— Start of Information shown —
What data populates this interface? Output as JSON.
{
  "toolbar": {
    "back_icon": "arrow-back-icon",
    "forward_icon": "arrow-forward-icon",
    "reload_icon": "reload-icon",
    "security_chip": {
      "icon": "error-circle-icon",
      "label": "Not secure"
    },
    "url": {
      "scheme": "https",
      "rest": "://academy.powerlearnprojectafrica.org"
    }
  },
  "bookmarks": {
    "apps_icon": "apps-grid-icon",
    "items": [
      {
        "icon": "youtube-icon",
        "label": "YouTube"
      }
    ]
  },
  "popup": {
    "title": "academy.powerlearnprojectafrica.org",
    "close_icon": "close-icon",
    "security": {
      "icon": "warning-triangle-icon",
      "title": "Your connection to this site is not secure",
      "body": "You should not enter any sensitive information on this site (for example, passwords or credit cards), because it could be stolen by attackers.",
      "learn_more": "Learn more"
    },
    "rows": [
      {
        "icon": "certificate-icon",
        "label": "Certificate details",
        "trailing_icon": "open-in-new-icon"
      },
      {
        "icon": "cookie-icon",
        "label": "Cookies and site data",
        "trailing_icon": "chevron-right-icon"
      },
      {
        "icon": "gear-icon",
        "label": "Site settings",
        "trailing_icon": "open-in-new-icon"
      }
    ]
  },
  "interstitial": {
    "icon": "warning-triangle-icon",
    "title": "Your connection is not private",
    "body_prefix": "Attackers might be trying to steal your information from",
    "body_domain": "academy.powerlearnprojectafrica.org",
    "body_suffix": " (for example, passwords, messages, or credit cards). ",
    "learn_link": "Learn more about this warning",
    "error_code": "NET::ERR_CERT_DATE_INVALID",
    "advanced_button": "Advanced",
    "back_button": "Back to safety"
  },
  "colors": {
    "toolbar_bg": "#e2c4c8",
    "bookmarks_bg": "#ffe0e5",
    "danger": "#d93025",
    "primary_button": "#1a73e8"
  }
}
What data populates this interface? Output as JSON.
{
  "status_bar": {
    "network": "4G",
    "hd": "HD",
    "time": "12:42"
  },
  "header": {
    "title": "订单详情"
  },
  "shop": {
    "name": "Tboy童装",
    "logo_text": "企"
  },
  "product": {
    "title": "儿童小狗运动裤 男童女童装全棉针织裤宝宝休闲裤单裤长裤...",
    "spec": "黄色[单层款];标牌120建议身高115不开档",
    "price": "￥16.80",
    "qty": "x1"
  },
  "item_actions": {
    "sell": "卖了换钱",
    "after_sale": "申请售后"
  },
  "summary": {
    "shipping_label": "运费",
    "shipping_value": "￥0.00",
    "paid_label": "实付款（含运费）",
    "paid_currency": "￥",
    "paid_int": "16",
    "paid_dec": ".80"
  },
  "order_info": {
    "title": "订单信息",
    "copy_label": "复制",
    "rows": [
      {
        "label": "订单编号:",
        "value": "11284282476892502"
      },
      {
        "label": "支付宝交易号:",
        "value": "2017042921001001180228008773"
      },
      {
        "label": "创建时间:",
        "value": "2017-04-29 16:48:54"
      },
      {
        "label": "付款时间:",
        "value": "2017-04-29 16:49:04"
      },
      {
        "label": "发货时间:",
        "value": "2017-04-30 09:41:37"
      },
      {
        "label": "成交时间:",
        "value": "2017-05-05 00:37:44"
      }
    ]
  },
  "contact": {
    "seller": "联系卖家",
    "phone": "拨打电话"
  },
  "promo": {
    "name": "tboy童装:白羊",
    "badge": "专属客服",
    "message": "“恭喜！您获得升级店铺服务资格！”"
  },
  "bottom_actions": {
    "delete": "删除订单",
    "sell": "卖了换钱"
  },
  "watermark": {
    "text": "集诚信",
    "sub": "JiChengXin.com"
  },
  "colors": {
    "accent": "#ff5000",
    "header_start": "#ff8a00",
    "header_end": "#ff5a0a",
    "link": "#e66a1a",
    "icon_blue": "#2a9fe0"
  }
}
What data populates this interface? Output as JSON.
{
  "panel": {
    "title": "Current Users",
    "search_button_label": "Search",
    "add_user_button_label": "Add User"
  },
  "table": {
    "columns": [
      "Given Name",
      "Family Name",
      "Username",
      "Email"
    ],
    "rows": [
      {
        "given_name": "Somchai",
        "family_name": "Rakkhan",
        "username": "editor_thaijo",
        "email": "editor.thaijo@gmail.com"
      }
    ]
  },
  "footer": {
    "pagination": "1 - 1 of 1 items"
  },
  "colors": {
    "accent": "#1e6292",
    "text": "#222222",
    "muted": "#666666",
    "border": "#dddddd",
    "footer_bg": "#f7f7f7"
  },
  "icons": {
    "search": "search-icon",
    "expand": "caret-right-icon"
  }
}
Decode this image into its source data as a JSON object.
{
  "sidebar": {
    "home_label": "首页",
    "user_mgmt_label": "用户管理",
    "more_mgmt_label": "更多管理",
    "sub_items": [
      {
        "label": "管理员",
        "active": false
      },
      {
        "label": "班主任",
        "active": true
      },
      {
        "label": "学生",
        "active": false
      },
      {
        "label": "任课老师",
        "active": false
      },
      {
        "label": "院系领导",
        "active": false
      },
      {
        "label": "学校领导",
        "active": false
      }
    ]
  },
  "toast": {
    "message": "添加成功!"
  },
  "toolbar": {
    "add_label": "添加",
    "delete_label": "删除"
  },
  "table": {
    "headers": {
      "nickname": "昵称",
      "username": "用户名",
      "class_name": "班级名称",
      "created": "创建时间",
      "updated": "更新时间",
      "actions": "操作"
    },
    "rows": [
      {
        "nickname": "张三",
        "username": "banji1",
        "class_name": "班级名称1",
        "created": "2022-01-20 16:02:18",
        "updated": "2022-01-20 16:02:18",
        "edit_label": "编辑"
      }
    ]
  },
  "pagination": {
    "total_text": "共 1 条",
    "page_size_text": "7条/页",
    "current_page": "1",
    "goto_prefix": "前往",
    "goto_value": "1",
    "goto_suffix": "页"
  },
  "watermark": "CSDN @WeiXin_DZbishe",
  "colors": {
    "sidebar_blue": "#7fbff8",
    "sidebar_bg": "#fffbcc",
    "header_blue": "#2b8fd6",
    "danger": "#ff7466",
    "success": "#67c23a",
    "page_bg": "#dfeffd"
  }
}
— End of Information shown —
● **Work to be completed**
Reproduce the full listing above, character for character.

● **Exercise answer**
What data populates this interface? Output as JSON.
{
  "toolbar": {
    "back_icon": "arrow-back-icon",
    "forward_icon": "arrow-forward-icon",
    "reload_icon": "reload-icon",
    "security_chip": {
      "icon": "error-circle-icon",
      "label": "Not secure"
    },
    "url": {
      "scheme": "https",
      "rest": "://academy.powerlearnprojectafrica.org"
    }
  },
  "bookmarks": {
    "apps_icon": "apps-grid-icon",
    "items": [
      {
        "icon": "youtube-icon",
        "label": "YouTube"
      }
    ]
  },
  "popup": {
    "title": "academy.powerlearnprojectafrica.org",
    "close_icon": "close-icon",
    "security": {
      "icon": "warning-triangle-icon",
      "title": "Your connection to this site is not secure",
      "body": "You should not enter any sensitive information on this site (for example, passwords or credit cards), because it could be stolen by attackers.",
      "learn_more": "Learn more"
    },
    "rows": [
      {
        "icon": "certificate-icon",
        "label": "Certificate details",
        "trailing_icon": "open-in-new-icon"
      },
      {
        "icon": "cookie-icon",
        "label": "Cookies and site data",
        "trailing_icon": "chevron-right-icon"
      },
      {
        "icon": "gear-icon",
        "label": "Site settings",
        "trailing_icon": "open-in-new-icon"
      }
    ]
  },
  "interstitial": {
    "icon": "warning-triangle-icon",
    "title": "Your connection is not private",
    "body_prefix": "Attackers might be trying to steal your information from",
    "body_domain": "academy.powerlearnprojectafrica.org",
    "body_suffix": " (for example, passwords, messages, or credit cards). ",
    "learn_link": "Learn more about this warning",
    "error_code": "NET::ERR_CERT_DATE_INVALID",
    "advanced_button": "Advanced",
    "back_button": "Back to safety"
  },
  "colors": {
    "toolbar_bg": "#e2c4c8",
    "bookmarks_bg": "#ffe0e5",
    "danger": "#d93025",
    "primary_button": "#1a73e8"
  }
}
What data populates this interface? Output as JSON.
{
  "status_bar": {
    "network": "4G",
    "hd": "HD",
    "time": "12:42"
  },
  "header": {
    "title": "订单详情"
  },
  "shop": {
    "name": "Tboy童装",
    "logo_text": "企"
  },
  "product": {
    "title": "儿童小狗运动裤 男童女童装全棉针织裤宝宝休闲裤单裤长裤...",
    "spec": "黄色[单层款];标牌120建议身高115不开档",
    "price": "￥16.80",
    "qty": "x1"
  },
  "item_actions": {
    "sell": "卖了换钱",
    "after_sale": "申请售后"
  },
  "summary": {
    "shipping_label": "运费",
    "shipping_value": "￥0.00",
    "paid_label": "实付款（含运费）",
    "paid_currency": "￥",
    "paid_int": "16",
    "paid_dec": ".80"
  },
  "order_info": {
    "title": "订单信息",
    "copy_label": "复制",
    "rows": [
      {
        "label": "订单编号:",
        "value": "11284282476892502"
      },
      {
        "label": "支付宝交易号:",
        "value": "2017042921001001180228008773"
      },
      {
        "label": "创建时间:",
        "value": "2017-04-29 16:48:54"
      },
      {
        "label": "付款时间:",
        "value": "2017-04-29 16:49:04"
      },
      {
        "label": "发货时间:",
        "value": "2017-04-30 09:41:37"
      },
      {
        "label": "成交时间:",
        "value": "2017-05-05 00:37:44"
      }
    ]
  },
  "contact": {
    "seller": "联系卖家",
    "phone": "拨打电话"
  },
  "promo": {
    "name": "tboy童装:白羊",
    "badge": "专属客服",
    "message": "“恭喜！您获得升级店铺服务资格！”"
  },
  "bottom_actions": {
    "delete": "删除订单",
    "sell": "卖了换钱"
  },
  "watermark": {
    "text": "集诚信",
    "sub": "JiChengXin.com"
  },
  "colors": {
    "accent": "#ff5000",
    "header_start": "#ff8a00",
    "header_end": "#ff5a0a",
    "link": "#e66a1a",
    "icon_blue": "#2a9fe0"
  }
}
What data populates this interface? Output as JSON.
{
  "panel": {
    "title": "Current Users",
    "search_button_label": "Search",
    "add_user_button_label": "Add User"
  },
  "table": {
    "columns": [
      "Given Name",
      "Family Name",
      "Username",
      "Email"
    ],
    "rows": [
      {
        "given_name": "Somchai",
        "family_name": "Rakkhan",
        "username": "editor_thaijo",
        "email": "editor.thaijo@gmail.com"
      }
    ]
  },
  "footer": {
    "pagination": "1 - 1 of 1 items"
  },
  "colors": {
    "accent": "#1e6292",
    "text": "#222222",
    "muted": "#666666",
    "border": "#dddddd",
    "footer_bg": "#f7f7f7"
  },
  "icons": {
    "search": "search-icon",
    "expand": "caret-right-icon"
  }
}
Decode this image into its source data as a JSON object.
{
  "sidebar": {
    "home_label": "首页",
    "user_mgmt_label": "用户管理",
    "more_mgmt_label": "更多管理",
    "sub_items": [
      {
        "label": "管理员",
        "active": false
      },
      {
        "label": "班主任",
        "active": true
      },
      {
        "label": "学生",
        "active": false
      },
      {
        "label": "任课老师",
        "active": false
      },
      {
        "label": "院系领导",
        "active": false
      },
      {
        "label": "学校领导",
        "active": false
      }
    ]
  },
  "toast": {
    "message": "添加成功!"
  },
  "toolbar": {
    "add_label": "添加",
    "delete_label": "删除"
  },
  "table": {
    "headers": {
      "nickname": "昵称",
      "username": "用户名",
      "class_name": "班级名称",
      "created": "创建时间",
      "updated": "更新时间",
      "actions": "操作"
    },
    "rows": [
      {
        "nickname": "张三",
        "username": "banji1",
        "class_name": "班级名称1",
        "created": "2022-01-20 16:02:18",
        "updated": "2022-01-20 16:02:18",
        "edit_label": "编辑"
      }
    ]
  },
  "pagination": {
    "total_text": "共 1 条",
    "page_size_text": "7条/页",
    "current_page": "1",
    "goto_prefix": "前往",
    "goto_value": "1",
    "goto_suffix": "页"
  },
  "watermark": "CSDN @WeiXin_DZbishe",
  "colors": {
    "sidebar_blue": "#7fbff8",
    "sidebar_bg": "#fffbcc",
    "header_blue": "#2b8fd6",
    "danger": "#ff7466",
    "success": "#67c23a",
    "page_bg": "#dfeffd"
  }
}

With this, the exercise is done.